___ PROVIDED MATERIAL ___

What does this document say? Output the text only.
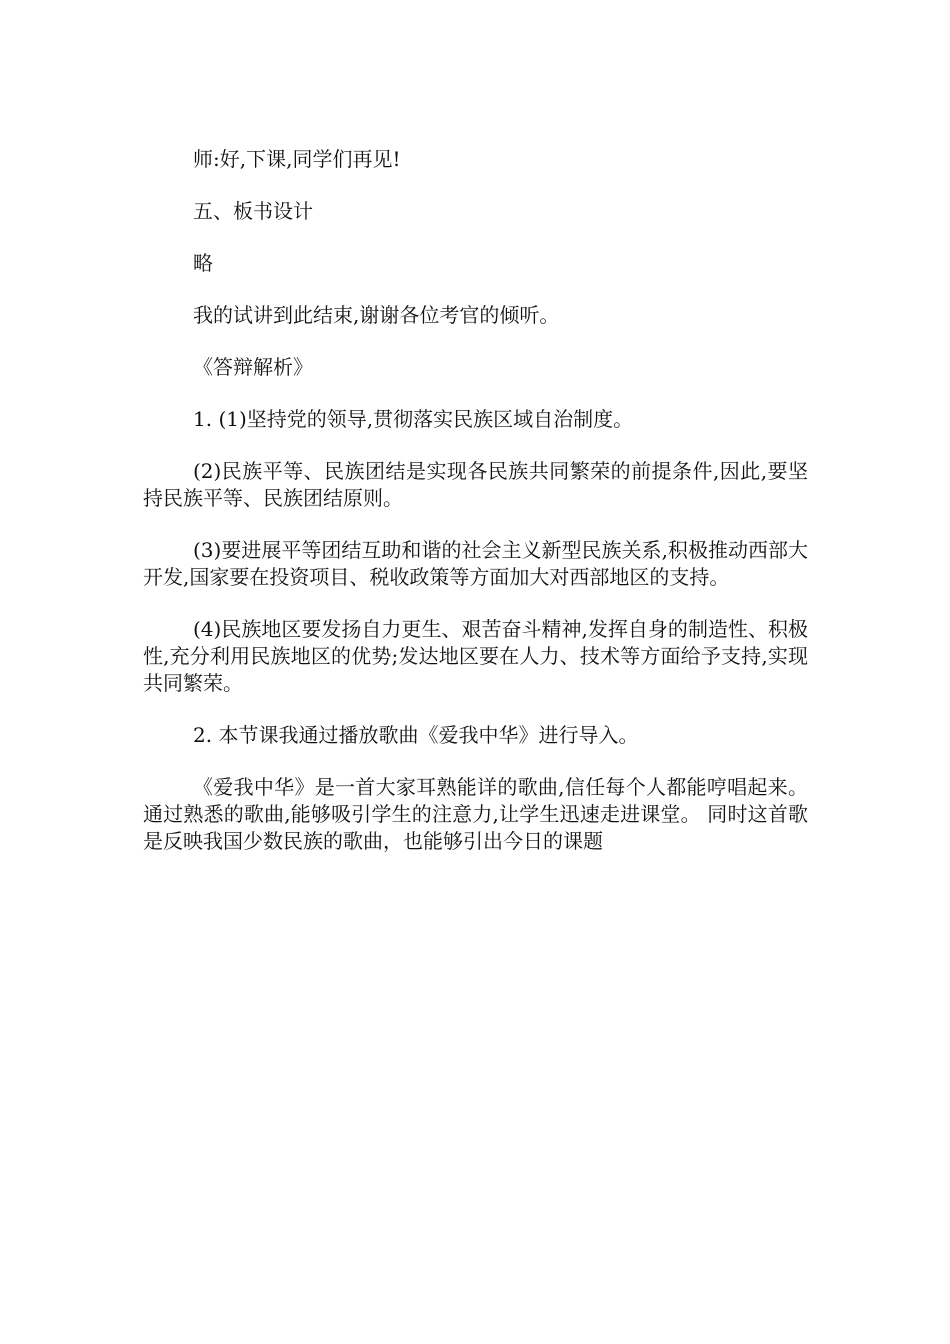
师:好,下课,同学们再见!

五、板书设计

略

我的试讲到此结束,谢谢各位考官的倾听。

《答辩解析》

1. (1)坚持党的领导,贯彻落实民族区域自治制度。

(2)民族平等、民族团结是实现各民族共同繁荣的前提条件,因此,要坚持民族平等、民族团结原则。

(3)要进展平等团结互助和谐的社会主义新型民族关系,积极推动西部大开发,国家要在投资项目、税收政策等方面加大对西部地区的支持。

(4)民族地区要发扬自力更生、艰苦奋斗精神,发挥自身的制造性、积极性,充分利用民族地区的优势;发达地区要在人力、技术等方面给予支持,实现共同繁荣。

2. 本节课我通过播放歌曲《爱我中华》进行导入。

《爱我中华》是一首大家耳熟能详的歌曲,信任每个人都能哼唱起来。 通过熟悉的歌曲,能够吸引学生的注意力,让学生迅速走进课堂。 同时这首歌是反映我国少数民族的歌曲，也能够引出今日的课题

___

▶ TASK BRIEF: Extract, from the listing above, every line where the string "爱我中华" occurs.

▶ WRITTEN SOLUTION:
2. 本节课我通过播放歌曲《爱我中华》进行导入。
《爱我中华》是一首大家耳熟能详的歌曲,信任每个人都能哼唱起来。 通过熟悉的歌曲,能够吸引学生的注意力,让学生迅速走进课堂。 同时这首歌是反映我国少数民族的歌曲，也能够引出今日的课题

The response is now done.